* **PAGE EXCERPT**:
========

Re: Bad Clusters
- From: "Robert Reader" <RobertReader@xxxxxxxxxxxxxxxxxxxxxxxxx>
- Date: Sun, 14 Aug 2005 10:09:01 -0700
Thanks for the detailed answer. I have two external Maxtor One touch hard
drives I use for backup. I bought them 17 months ago and I ran the chkdsk
just to make sure they were holding out OK. BOTH drives issued a "bad
clusters" notice on one (not the same) file. I hope this doesn't mean they
have both decided to self-destruct simultaneously.
I sure wish someone would create a utility that would give you a clear
picture of what's going on with the drive - whether its starting to cascade
into failure or whether a bad sector was just a solitary, lone occurance.
Like you said, I don't know if dozens of other sectors have recently been
marked out as bad, which would suggest the catastrophic scenario.
Thanks again,
Robert Reader
"cquirke (MVP Windows shell/user)" wrote:
> On Fri, 12 Aug 2005 04:58:03 -0700, "Robert Reader"
>
> >I recently ran a chkdsk with the repair option on an external hard drive, and
> >it reported the following on one of the files:
>
> >Windows replaced bad clusters in file 99407
> >of name \Archive\SOFTWA~1\TopoMaps\CONSOL~1\TopoMaps.zip.
>
> That means the hard drive is dying. Evacuate data and replace it.
>
> >I have several questions:
>
> >1) Does this mean the file it refers to is now corrupt? The file was still
> >present on the disk after chkdsk finished. If bad clusters were found, I
> >assume the data in the clusters is now trash.
>
> Yep, most likely it will be.
>
> It's important not to confuse bad clusters with lost clusters.
>
> Lost clusters are chained out of the free space, but have no directory
> entry that defines them as a file or subdirectory. This is a file
> system logic error that follows bad exits in particular.

========

* **SOURCE DATA**:
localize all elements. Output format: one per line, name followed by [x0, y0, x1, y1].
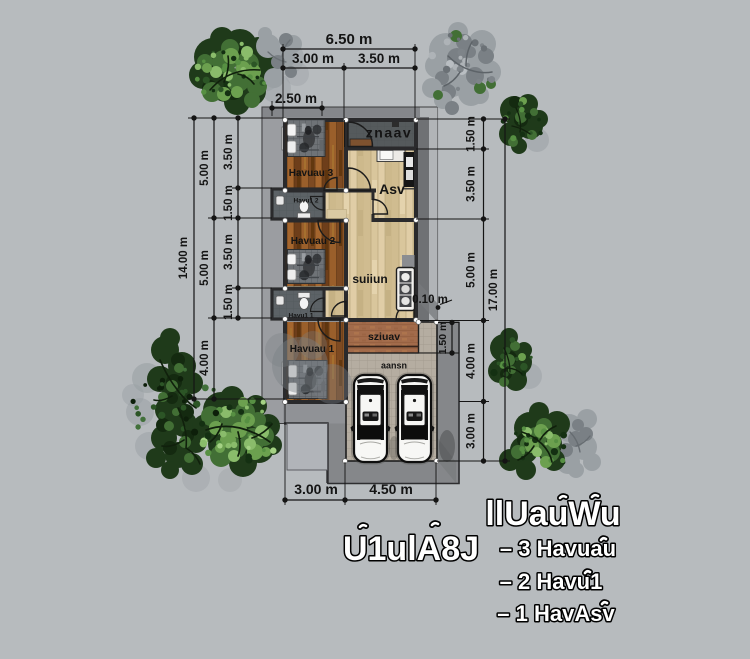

========

According to the bad clusters thread, how long ago did Robert Reader buy his two external Maxtor One Touch drives? Please answer in one sentence.

* **FINAL ANSWER**:
He bought them 17 months ago.